## PROBLEM TO SOLVE
Reproduce every record below exactly as written, leaving out any pictures.

## DATASET EXCERPTS
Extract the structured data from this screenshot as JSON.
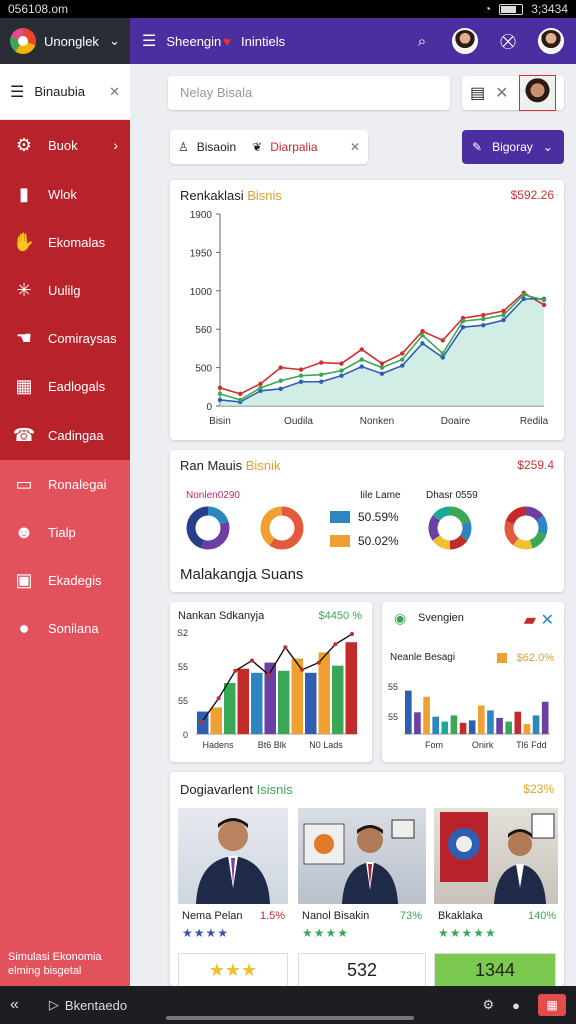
{
  "status": {
    "time": "056108.om",
    "battery": "3;3434",
    "battery_level": 0.75
  },
  "app": {
    "name": "Unonglek",
    "header_title": "Sheengin",
    "header_subtitle": "Inintiels"
  },
  "sidebar": {
    "title": "Binaubia",
    "items": [
      {
        "label": "Buok",
        "icon": "gear-icon"
      },
      {
        "label": "Wlok",
        "icon": "bag-icon"
      },
      {
        "label": "Ekomalas",
        "icon": "hand-coins-icon"
      },
      {
        "label": "Uulilg",
        "icon": "sparkle-icon"
      },
      {
        "label": "Comiraysas",
        "icon": "hand-icon"
      },
      {
        "label": "Eadlogals",
        "icon": "grid-icon"
      },
      {
        "label": "Cadingaa",
        "icon": "phone-icon"
      },
      {
        "label": "Ronalegai",
        "icon": "calendar-icon"
      },
      {
        "label": "Tialp",
        "icon": "users-icon"
      },
      {
        "label": "Ekadegis",
        "icon": "wallet-icon"
      },
      {
        "label": "Sonilana",
        "icon": "person-icon"
      }
    ],
    "footer": [
      "Simulasi Ekonomia",
      "elming bisgetal"
    ]
  },
  "search": {
    "placeholder": "Nelay Bisala"
  },
  "filter_chip": {
    "label": "Bisaoin",
    "tag": "Diarpalia"
  },
  "primary_button": {
    "label": "Bigoray"
  },
  "card1": {
    "title": "Renkaklasi",
    "accent": "Bisnis",
    "value": "$592.26"
  },
  "card2": {
    "title": "Ran Mauis",
    "accent": "Bisnik",
    "value": "$259.4",
    "label1": "Nonlen0290",
    "label2": "Iile Lame",
    "label3": "Dhasr 0559",
    "legend": [
      {
        "value": "50.59%",
        "color": "#2e86c1"
      },
      {
        "value": "50.02%",
        "color": "#f0a030"
      }
    ],
    "subtitle": "Malakangja Suans"
  },
  "card3": {
    "title": "Nankan Sdkanyja",
    "value": "$4450 %"
  },
  "card4": {
    "title": "Svengien",
    "sub": "Neanle Besagi",
    "value": "$62.0%"
  },
  "card5": {
    "title": "Dogiavarlent",
    "accent": "Isisnis",
    "value": "$23%",
    "people": [
      {
        "name": "Nema Pelan",
        "pct": "1.5%",
        "stars": "★★★★"
      },
      {
        "name": "Nanol Bisakin",
        "pct": "73%",
        "stars": "★★★★"
      },
      {
        "name": "Bkaklaka",
        "pct": "140%",
        "stars": "★★★★★"
      }
    ],
    "mini": [
      "★★★",
      "532",
      "1344"
    ]
  },
  "nav": {
    "label": "Bkentaedo"
  },
  "chart_data": [
    {
      "type": "line",
      "xlabels": [
        "Bisin",
        "Oudila",
        "Nonken",
        "Doaire",
        "Redila"
      ],
      "ytick_labels": [
        "0",
        "500",
        "560",
        "1000",
        "1950",
        "1900"
      ],
      "ylim": [
        0,
        1900
      ],
      "x": [
        0,
        1,
        2,
        3,
        4,
        5,
        6,
        7,
        8,
        9,
        10,
        11,
        12,
        13,
        14,
        15,
        16
      ],
      "series": [
        {
          "color": "#d23030",
          "values": [
            180,
            120,
            220,
            380,
            360,
            430,
            420,
            560,
            420,
            520,
            740,
            650,
            870,
            900,
            940,
            1120,
            1000
          ]
        },
        {
          "color": "#2e5fb3",
          "values": [
            60,
            40,
            150,
            170,
            240,
            240,
            300,
            390,
            320,
            400,
            620,
            480,
            780,
            800,
            850,
            1060,
            1060
          ]
        },
        {
          "color": "#3aa757",
          "values": [
            120,
            60,
            180,
            250,
            300,
            310,
            350,
            460,
            380,
            460,
            700,
            520,
            840,
            860,
            900,
            1100,
            1050
          ]
        }
      ]
    },
    {
      "type": "pie",
      "donuts": [
        {
          "slices": [
            {
              "value": 20,
              "color": "#2e86c1"
            },
            {
              "value": 35,
              "color": "#6c3fa3"
            },
            {
              "value": 45,
              "color": "#2a3f8a"
            }
          ]
        },
        {
          "slices": [
            {
              "value": 60,
              "color": "#e25a3a"
            },
            {
              "value": 40,
              "color": "#f0a030"
            }
          ]
        },
        {
          "slices": [
            {
              "value": 20,
              "color": "#3aa757"
            },
            {
              "value": 15,
              "color": "#2e86c1"
            },
            {
              "value": 15,
              "color": "#c32a2a"
            },
            {
              "value": 15,
              "color": "#f0c030"
            },
            {
              "value": 20,
              "color": "#6c3fa3"
            },
            {
              "value": 15,
              "color": "#1aa89a"
            }
          ]
        },
        {
          "slices": [
            {
              "value": 15,
              "color": "#6c3fa3"
            },
            {
              "value": 15,
              "color": "#2e86c1"
            },
            {
              "value": 15,
              "color": "#3aa757"
            },
            {
              "value": 15,
              "color": "#f0c030"
            },
            {
              "value": 20,
              "color": "#e25a3a"
            },
            {
              "value": 20,
              "color": "#c32a2a"
            }
          ]
        }
      ]
    },
    {
      "type": "bar",
      "categories": [
        "Hadens",
        "Bt6 Blk",
        "N0 Lads"
      ],
      "ytick_labels": [
        "0",
        "55",
        "55",
        "S2"
      ],
      "ylim": [
        0,
        100
      ],
      "values": [
        22,
        26,
        50,
        64,
        60,
        70,
        62,
        74,
        60,
        80,
        67,
        90
      ],
      "colors": [
        "#2e5fb3",
        "#f0a030",
        "#3aa757",
        "#c32a2a",
        "#2e86c1",
        "#6c3fa3",
        "#3aa757",
        "#f0a030",
        "#2e5fb3",
        "#f0a030",
        "#3aa757",
        "#c32a2a"
      ],
      "trend": [
        12,
        35,
        62,
        72,
        58,
        85,
        63,
        70,
        88,
        98
      ]
    },
    {
      "type": "bar",
      "categories": [
        "Fom",
        "Onirk",
        "Tl6 Fdd"
      ],
      "ytick_labels": [
        "55",
        "55"
      ],
      "ylim": [
        0,
        100
      ],
      "values": [
        70,
        35,
        60,
        28,
        20,
        30,
        18,
        22,
        46,
        38,
        26,
        20,
        36,
        16,
        30,
        52
      ],
      "colors": [
        "#2e5fb3",
        "#6c3fa3",
        "#f0a030",
        "#2e86c1",
        "#1aa89a",
        "#3aa757",
        "#c32a2a",
        "#2e5fb3",
        "#f0a030",
        "#2e86c1",
        "#6c3fa3",
        "#3aa757",
        "#c32a2a",
        "#f0a030",
        "#2e86c1",
        "#6c3fa3"
      ]
    }
  ]
}
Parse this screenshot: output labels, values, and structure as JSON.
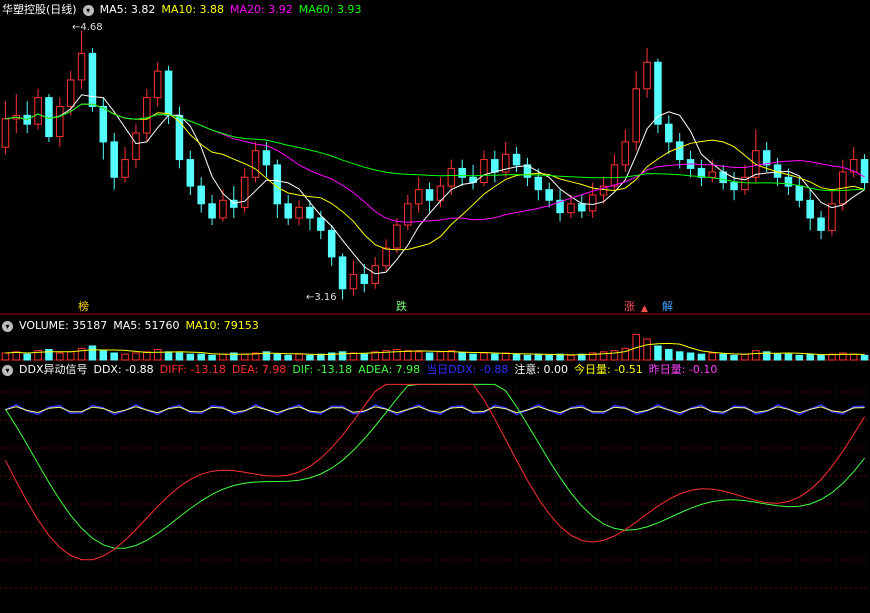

## SOLUTION TO THIS EXERCISE
Extract the structured data from this screenshot as JSON.
{
  "status": {
    "time": "056108.om",
    "battery": "3;3434",
    "battery_level": 0.75
  },
  "app": {
    "name": "Unonglek",
    "header_title": "Sheengin",
    "header_subtitle": "Inintiels"
  },
  "sidebar": {
    "title": "Binaubia",
    "items": [
      {
        "label": "Buok",
        "icon": "gear-icon"
      },
      {
        "label": "Wlok",
        "icon": "bag-icon"
      },
      {
        "label": "Ekomalas",
        "icon": "hand-coins-icon"
      },
      {
        "label": "Uulilg",
        "icon": "sparkle-icon"
      },
      {
        "label": "Comiraysas",
        "icon": "hand-icon"
      },
      {
        "label": "Eadlogals",
        "icon": "grid-icon"
      },
      {
        "label": "Cadingaa",
        "icon": "phone-icon"
      },
      {
        "label": "Ronalegai",
        "icon": "calendar-icon"
      },
      {
        "label": "Tialp",
        "icon": "users-icon"
      },
      {
        "label": "Ekadegis",
        "icon": "wallet-icon"
      },
      {
        "label": "Sonilana",
        "icon": "person-icon"
      }
    ],
    "footer": [
      "Simulasi Ekonomia",
      "elming bisgetal"
    ]
  },
  "search": {
    "placeholder": "Nelay Bisala"
  },
  "filter_chip": {
    "label": "Bisaoin",
    "tag": "Diarpalia"
  },
  "primary_button": {
    "label": "Bigoray"
  },
  "card1": {
    "title": "Renkaklasi",
    "accent": "Bisnis",
    "value": "$592.26"
  },
  "card2": {
    "title": "Ran Mauis",
    "accent": "Bisnik",
    "value": "$259.4",
    "label1": "Nonlen0290",
    "label2": "Iile Lame",
    "label3": "Dhasr 0559",
    "legend": [
      {
        "value": "50.59%",
        "color": "#2e86c1"
      },
      {
        "value": "50.02%",
        "color": "#f0a030"
      }
    ],
    "subtitle": "Malakangja Suans"
  },
  "card3": {
    "title": "Nankan Sdkanyja",
    "value": "$4450 %"
  },
  "card4": {
    "title": "Svengien",
    "sub": "Neanle Besagi",
    "value": "$62.0%"
  },
  "card5": {
    "title": "Dogiavarlent",
    "accent": "Isisnis",
    "value": "$23%",
    "people": [
      {
        "name": "Nema Pelan",
        "pct": "1.5%",
        "stars": "★★★★"
      },
      {
        "name": "Nanol Bisakin",
        "pct": "73%",
        "stars": "★★★★"
      },
      {
        "name": "Bkaklaka",
        "pct": "140%",
        "stars": "★★★★★"
      }
    ],
    "mini": [
      "★★★",
      "532",
      "1344"
    ]
  },
  "nav": {
    "label": "Bkentaedo"
  },
  "chart_data": [
    {
      "type": "line",
      "xlabels": [
        "Bisin",
        "Oudila",
        "Nonken",
        "Doaire",
        "Redila"
      ],
      "ytick_labels": [
        "0",
        "500",
        "560",
        "1000",
        "1950",
        "1900"
      ],
      "ylim": [
        0,
        1900
      ],
      "x": [
        0,
        1,
        2,
        3,
        4,
        5,
        6,
        7,
        8,
        9,
        10,
        11,
        12,
        13,
        14,
        15,
        16
      ],
      "series": [
        {
          "color": "#d23030",
          "values": [
            180,
            120,
            220,
            380,
            360,
            430,
            420,
            560,
            420,
            520,
            740,
            650,
            870,
            900,
            940,
            1120,
            1000
          ]
        },
        {
          "color": "#2e5fb3",
          "values": [
            60,
            40,
            150,
            170,
            240,
            240,
            300,
            390,
            320,
            400,
            620,
            480,
            780,
            800,
            850,
            1060,
            1060
          ]
        },
        {
          "color": "#3aa757",
          "values": [
            120,
            60,
            180,
            250,
            300,
            310,
            350,
            460,
            380,
            460,
            700,
            520,
            840,
            860,
            900,
            1100,
            1050
          ]
        }
      ]
    },
    {
      "type": "pie",
      "donuts": [
        {
          "slices": [
            {
              "value": 20,
              "color": "#2e86c1"
            },
            {
              "value": 35,
              "color": "#6c3fa3"
            },
            {
              "value": 45,
              "color": "#2a3f8a"
            }
          ]
        },
        {
          "slices": [
            {
              "value": 60,
              "color": "#e25a3a"
            },
            {
              "value": 40,
              "color": "#f0a030"
            }
          ]
        },
        {
          "slices": [
            {
              "value": 20,
              "color": "#3aa757"
            },
            {
              "value": 15,
              "color": "#2e86c1"
            },
            {
              "value": 15,
              "color": "#c32a2a"
            },
            {
              "value": 15,
              "color": "#f0c030"
            },
            {
              "value": 20,
              "color": "#6c3fa3"
            },
            {
              "value": 15,
              "color": "#1aa89a"
            }
          ]
        },
        {
          "slices": [
            {
              "value": 15,
              "color": "#6c3fa3"
            },
            {
              "value": 15,
              "color": "#2e86c1"
            },
            {
              "value": 15,
              "color": "#3aa757"
            },
            {
              "value": 15,
              "color": "#f0c030"
            },
            {
              "value": 20,
              "color": "#e25a3a"
            },
            {
              "value": 20,
              "color": "#c32a2a"
            }
          ]
        }
      ]
    },
    {
      "type": "bar",
      "categories": [
        "Hadens",
        "Bt6 Blk",
        "N0 Lads"
      ],
      "ytick_labels": [
        "0",
        "55",
        "55",
        "S2"
      ],
      "ylim": [
        0,
        100
      ],
      "values": [
        22,
        26,
        50,
        64,
        60,
        70,
        62,
        74,
        60,
        80,
        67,
        90
      ],
      "colors": [
        "#2e5fb3",
        "#f0a030",
        "#3aa757",
        "#c32a2a",
        "#2e86c1",
        "#6c3fa3",
        "#3aa757",
        "#f0a030",
        "#2e5fb3",
        "#f0a030",
        "#3aa757",
        "#c32a2a"
      ],
      "trend": [
        12,
        35,
        62,
        72,
        58,
        85,
        63,
        70,
        88,
        98
      ]
    },
    {
      "type": "bar",
      "categories": [
        "Fom",
        "Onirk",
        "Tl6 Fdd"
      ],
      "ytick_labels": [
        "55",
        "55"
      ],
      "ylim": [
        0,
        100
      ],
      "values": [
        70,
        35,
        60,
        28,
        20,
        30,
        18,
        22,
        46,
        38,
        26,
        20,
        36,
        16,
        30,
        52
      ],
      "colors": [
        "#2e5fb3",
        "#6c3fa3",
        "#f0a030",
        "#2e86c1",
        "#1aa89a",
        "#3aa757",
        "#c32a2a",
        "#2e5fb3",
        "#f0a030",
        "#2e86c1",
        "#6c3fa3",
        "#3aa757",
        "#c32a2a",
        "#f0a030",
        "#2e86c1",
        "#6c3fa3"
      ]
    }
  ]
}
Parse this screenshot: output labels, values, and structure as JSON.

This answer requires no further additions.